PASSAGE PROVIDED:
1.  How would you feel (better or worse) if the numeric values of the ratings
were not displayed to you unless you specifically requested (via some simple
setting) that they be displayed to you?

I mainly use the NNTP interface; my perception of the rating system wouldn't
change much.

2.  How would you feel (better or worse) if the numeric values of the ratings
were not displayed ever to anyone but collected and used by the server only
for internal calculations, hotlist generation, and personal recommendations
to you?

This sounds good.  Instead of trying to express one's personal feelings
publicly but anonymously, a rater's motive would instead be to give feedback
to the server only.  IOW, let's let someone express their opinion of my
message in a public reply.  I would definitely feel better about this.

3.  How would you feel (better or worse) if the ratings were not even
collected and collated in the first place?  (i.e. the destruction of the
feature altogether)

I feel that something is needed, if for nothing else then for building the
Spotlight page.  Scrapping the rating system in favor of something else might
be good.

4.  Have you ever felt victimized by the rating system?  Have you posted
something which has obtained a low rating and felt uncomfortable or unhappy
about yourself or about LUGNET because of the low rating?  How often?

Yes.  Yes.  If someone disagrees with me and wants to let the world know, I at
least want to know who said it.  This kind of anonymous, public reply is wide
open for abuse.

AIM:
Carry on the survey answers about LUGNET's rating system from their last sentence. The listing that comes next is from an unrelated source.

PROVIDED DATA:

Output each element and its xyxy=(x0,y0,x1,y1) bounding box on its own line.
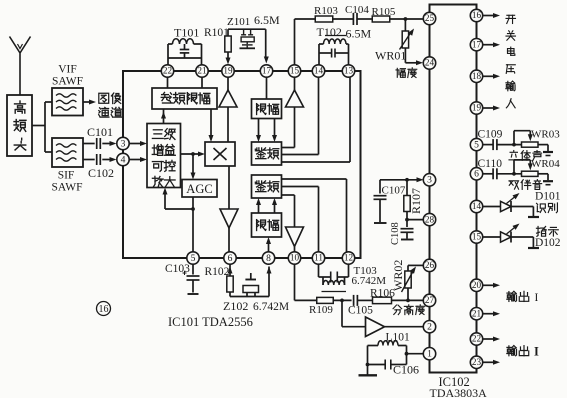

REPLY:
5.  Have you ever felt victimized indirectly by seeing someone else's post
get a high rating?  How often?

Not really.

6.  Do you feel that the article rating system makes it easier for you or
harder for you to share your ideas?  And does this bother you?

It doesn't affect what I say before I hit the Send button.

7.  How does your initial reaction to the announcement of the article rating
system compare to your current opinion of it?

I am actually disappointed in how it's turned out.  I stopped rating messages
a while ago, largely due to the anonymity of the system, and the lack of
feedback.  If someone doesn't like what I said (or if they did), I'd like more
feedback than just a 30 or 70.

8.  Do you feel that it is too early, too late, or the right time to address
these issues?

Probably a little too late, but most likely just in time.

9.  What other areas (besides news articles) can you imagine that a
collaborative ratings system would be most helpful to you?  LEGO sets?
Websites?  Individual web pages?  etc...

LEGO sets, of course.  Websites and web pages, probably not.  e.g. I know my
web site is lacking in sparkle, and it'll stay that way -- if someone doesn't
like that, tough.  If someone wants to critique my web site *content*, then
let's *discuss* it.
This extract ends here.